Figure contents as structured data:
**********

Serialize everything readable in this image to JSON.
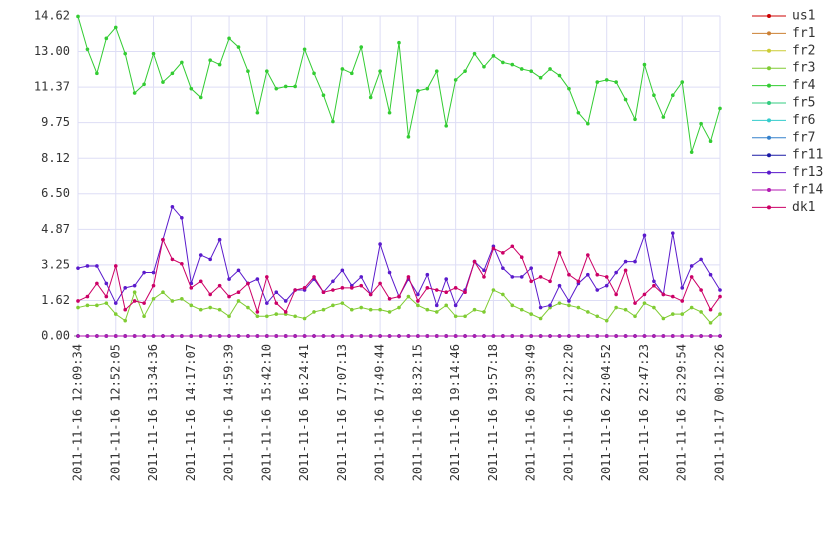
{
  "chart_data": {
    "type": "line",
    "categories": [
      "2011-11-16 12:09:34",
      null,
      null,
      null,
      "2011-11-16 12:52:05",
      null,
      null,
      null,
      "2011-11-16 13:34:36",
      null,
      null,
      null,
      "2011-11-16 14:17:07",
      null,
      null,
      null,
      "2011-11-16 14:59:39",
      null,
      null,
      null,
      "2011-11-16 15:42:10",
      null,
      null,
      null,
      "2011-11-16 16:24:41",
      null,
      null,
      null,
      "2011-11-16 17:07:13",
      null,
      null,
      null,
      "2011-11-16 17:49:44",
      null,
      null,
      null,
      "2011-11-16 18:32:15",
      null,
      null,
      null,
      "2011-11-16 19:14:46",
      null,
      null,
      null,
      "2011-11-16 19:57:18",
      null,
      null,
      null,
      "2011-11-16 20:39:49",
      null,
      null,
      null,
      "2011-11-16 21:22:20",
      null,
      null,
      null,
      "2011-11-16 22:04:52",
      null,
      null,
      null,
      "2011-11-16 22:47:23",
      null,
      null,
      null,
      "2011-11-16 23:29:54",
      null,
      null,
      null,
      "2011-11-17 00:12:26"
    ],
    "ylim": [
      0,
      14.62
    ],
    "yticks": [
      {
        "value": 0,
        "label": "0.00"
      },
      1.62,
      3.25,
      4.87,
      {
        "value": 6.5,
        "label": "6.50"
      },
      8.12,
      9.75,
      11.37,
      {
        "value": 13,
        "label": "13.00"
      },
      14.62
    ],
    "grid": true,
    "legend": "right",
    "series": [
      {
        "name": "us1",
        "color": "#cc0000",
        "values": [
          0,
          0,
          0,
          0,
          0,
          0,
          0,
          0,
          0,
          0,
          0,
          0,
          0,
          0,
          0,
          0,
          0,
          0,
          0,
          0,
          0,
          0,
          0,
          0,
          0,
          0,
          0,
          0,
          0,
          0,
          0,
          0,
          0,
          0,
          0,
          0,
          0,
          0,
          0,
          0,
          0,
          0,
          0,
          0,
          0,
          0,
          0,
          0,
          0,
          0,
          0,
          0,
          0,
          0,
          0,
          0,
          0,
          0,
          0,
          0,
          0,
          0,
          0,
          0,
          0,
          0,
          0,
          0,
          0
        ]
      },
      {
        "name": "fr1",
        "color": "#cc8033",
        "values": [
          0,
          0,
          0,
          0,
          0,
          0,
          0,
          0,
          0,
          0,
          0,
          0,
          0,
          0,
          0,
          0,
          0,
          0,
          0,
          0,
          0,
          0,
          0,
          0,
          0,
          0,
          0,
          0,
          0,
          0,
          0,
          0,
          0,
          0,
          0,
          0,
          0,
          0,
          0,
          0,
          0,
          0,
          0,
          0,
          0,
          0,
          0,
          0,
          0,
          0,
          0,
          0,
          0,
          0,
          0,
          0,
          0,
          0,
          0,
          0,
          0,
          0,
          0,
          0,
          0,
          0,
          0,
          0,
          0
        ]
      },
      {
        "name": "fr2",
        "color": "#cccc33",
        "values": [
          0,
          0,
          0,
          0,
          0,
          0,
          0,
          0,
          0,
          0,
          0,
          0,
          0,
          0,
          0,
          0,
          0,
          0,
          0,
          0,
          0,
          0,
          0,
          0,
          0,
          0,
          0,
          0,
          0,
          0,
          0,
          0,
          0,
          0,
          0,
          0,
          0,
          0,
          0,
          0,
          0,
          0,
          0,
          0,
          0,
          0,
          0,
          0,
          0,
          0,
          0,
          0,
          0,
          0,
          0,
          0,
          0,
          0,
          0,
          0,
          0,
          0,
          0,
          0,
          0,
          0,
          0,
          0,
          0
        ]
      },
      {
        "name": "fr3",
        "color": "#80cc33",
        "values": [
          1.3,
          1.4,
          1.4,
          1.5,
          1.0,
          0.7,
          2.0,
          0.9,
          1.7,
          2.0,
          1.6,
          1.7,
          1.4,
          1.2,
          1.3,
          1.2,
          0.9,
          1.6,
          1.3,
          0.9,
          0.9,
          1.0,
          1.0,
          0.9,
          0.8,
          1.1,
          1.2,
          1.4,
          1.5,
          1.2,
          1.3,
          1.2,
          1.2,
          1.1,
          1.3,
          1.8,
          1.4,
          1.2,
          1.1,
          1.4,
          0.9,
          0.9,
          1.2,
          1.1,
          2.1,
          1.9,
          1.4,
          1.2,
          1.0,
          0.8,
          1.3,
          1.5,
          1.4,
          1.3,
          1.1,
          0.9,
          0.7,
          1.3,
          1.2,
          0.9,
          1.5,
          1.3,
          0.8,
          1.0,
          1.0,
          1.3,
          1.1,
          0.6,
          1.0
        ]
      },
      {
        "name": "fr4",
        "color": "#33cc33",
        "values": [
          14.6,
          13.1,
          12.0,
          13.6,
          14.1,
          12.9,
          11.1,
          11.5,
          12.9,
          11.6,
          12.0,
          12.5,
          11.3,
          10.9,
          12.6,
          12.4,
          13.6,
          13.2,
          12.1,
          10.2,
          12.1,
          11.3,
          11.4,
          11.4,
          13.1,
          12.0,
          11.0,
          9.8,
          12.2,
          12.0,
          13.2,
          10.9,
          12.1,
          10.2,
          13.4,
          9.1,
          11.2,
          11.3,
          12.1,
          9.6,
          11.7,
          12.1,
          12.9,
          12.3,
          12.8,
          12.5,
          12.4,
          12.2,
          12.1,
          11.8,
          12.2,
          11.9,
          11.3,
          10.2,
          9.7,
          11.6,
          11.7,
          11.6,
          10.8,
          9.9,
          12.4,
          11.0,
          10.0,
          11.0,
          11.6,
          8.4,
          9.7,
          8.9,
          10.4
        ]
      },
      {
        "name": "fr5",
        "color": "#33cc80",
        "values": [
          0,
          0,
          0,
          0,
          0,
          0,
          0,
          0,
          0,
          0,
          0,
          0,
          0,
          0,
          0,
          0,
          0,
          0,
          0,
          0,
          0,
          0,
          0,
          0,
          0,
          0,
          0,
          0,
          0,
          0,
          0,
          0,
          0,
          0,
          0,
          0,
          0,
          0,
          0,
          0,
          0,
          0,
          0,
          0,
          0,
          0,
          0,
          0,
          0,
          0,
          0,
          0,
          0,
          0,
          0,
          0,
          0,
          0,
          0,
          0,
          0,
          0,
          0,
          0,
          0,
          0,
          0,
          0,
          0
        ]
      },
      {
        "name": "fr6",
        "color": "#33cccc",
        "values": [
          0,
          0,
          0,
          0,
          0,
          0,
          0,
          0,
          0,
          0,
          0,
          0,
          0,
          0,
          0,
          0,
          0,
          0,
          0,
          0,
          0,
          0,
          0,
          0,
          0,
          0,
          0,
          0,
          0,
          0,
          0,
          0,
          0,
          0,
          0,
          0,
          0,
          0,
          0,
          0,
          0,
          0,
          0,
          0,
          0,
          0,
          0,
          0,
          0,
          0,
          0,
          0,
          0,
          0,
          0,
          0,
          0,
          0,
          0,
          0,
          0,
          0,
          0,
          0,
          0,
          0,
          0,
          0,
          0
        ]
      },
      {
        "name": "fr7",
        "color": "#3380cc",
        "values": [
          0,
          0,
          0,
          0,
          0,
          0,
          0,
          0,
          0,
          0,
          0,
          0,
          0,
          0,
          0,
          0,
          0,
          0,
          0,
          0,
          0,
          0,
          0,
          0,
          0,
          0,
          0,
          0,
          0,
          0,
          0,
          0,
          0,
          0,
          0,
          0,
          0,
          0,
          0,
          0,
          0,
          0,
          0,
          0,
          0,
          0,
          0,
          0,
          0,
          0,
          0,
          0,
          0,
          0,
          0,
          0,
          0,
          0,
          0,
          0,
          0,
          0,
          0,
          0,
          0,
          0,
          0,
          0,
          0
        ]
      },
      {
        "name": "fr11",
        "color": "#1a1aa6",
        "values": [
          0,
          0,
          0,
          0,
          0,
          0,
          0,
          0,
          0,
          0,
          0,
          0,
          0,
          0,
          0,
          0,
          0,
          0,
          0,
          0,
          0,
          0,
          0,
          0,
          0,
          0,
          0,
          0,
          0,
          0,
          0,
          0,
          0,
          0,
          0,
          0,
          0,
          0,
          0,
          0,
          0,
          0,
          0,
          0,
          0,
          0,
          0,
          0,
          0,
          0,
          0,
          0,
          0,
          0,
          0,
          0,
          0,
          0,
          0,
          0,
          0,
          0,
          0,
          0,
          0,
          0,
          0,
          0,
          0
        ]
      },
      {
        "name": "fr13",
        "color": "#5a1acc",
        "values": [
          3.1,
          3.2,
          3.2,
          2.4,
          1.5,
          2.2,
          2.3,
          2.9,
          2.9,
          4.4,
          5.9,
          5.4,
          2.4,
          3.7,
          3.5,
          4.4,
          2.6,
          3.0,
          2.4,
          2.6,
          1.5,
          2.0,
          1.6,
          2.1,
          2.1,
          2.6,
          2.0,
          2.5,
          3.0,
          2.3,
          2.7,
          1.9,
          4.2,
          2.9,
          1.8,
          2.6,
          1.9,
          2.8,
          1.4,
          2.6,
          1.4,
          2.1,
          3.4,
          3.0,
          4.1,
          3.1,
          2.7,
          2.7,
          3.1,
          1.3,
          1.4,
          2.3,
          1.6,
          2.4,
          2.8,
          2.1,
          2.3,
          2.9,
          3.4,
          3.4,
          4.6,
          2.5,
          1.9,
          4.7,
          2.2,
          3.2,
          3.5,
          2.8,
          2.1
        ]
      },
      {
        "name": "fr14",
        "color": "#b31ab3",
        "values": [
          0,
          0,
          0,
          0,
          0,
          0,
          0,
          0,
          0,
          0,
          0,
          0,
          0,
          0,
          0,
          0,
          0,
          0,
          0,
          0,
          0,
          0,
          0,
          0,
          0,
          0,
          0,
          0,
          0,
          0,
          0,
          0,
          0,
          0,
          0,
          0,
          0,
          0,
          0,
          0,
          0,
          0,
          0,
          0,
          0,
          0,
          0,
          0,
          0,
          0,
          0,
          0,
          0,
          0,
          0,
          0,
          0,
          0,
          0,
          0,
          0,
          0,
          0,
          0,
          0,
          0,
          0,
          0,
          0
        ]
      },
      {
        "name": "dk1",
        "color": "#cc0066",
        "values": [
          1.6,
          1.8,
          2.4,
          1.8,
          3.2,
          1.2,
          1.6,
          1.5,
          2.3,
          4.4,
          3.5,
          3.3,
          2.2,
          2.5,
          1.9,
          2.3,
          1.8,
          2.0,
          2.4,
          1.1,
          2.7,
          1.5,
          1.1,
          2.1,
          2.2,
          2.7,
          2.0,
          2.1,
          2.2,
          2.2,
          2.3,
          1.9,
          2.4,
          1.7,
          1.8,
          2.7,
          1.6,
          2.2,
          2.1,
          2.0,
          2.2,
          2.0,
          3.4,
          2.7,
          4.0,
          3.8,
          4.1,
          3.6,
          2.5,
          2.7,
          2.5,
          3.8,
          2.8,
          2.5,
          3.7,
          2.8,
          2.7,
          1.9,
          3.0,
          1.5,
          1.9,
          2.3,
          1.9,
          1.8,
          1.6,
          2.7,
          2.1,
          1.2,
          1.8
        ]
      }
    ]
  }
}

**********

= STATED GOAL =
Gather and return every line that holds the string "color".

= RESPONSE BELOW =
        "color": "#cc0000",
        "color": "#cc8033",
        "color": "#cccc33",
        "color": "#80cc33",
        "color": "#33cc33",
        "color": "#33cc80",
        "color": "#33cccc",
        "color": "#3380cc",
        "color": "#1a1aa6",
        "color": "#5a1acc",
        "color": "#b31ab3",
        "color": "#cc0066",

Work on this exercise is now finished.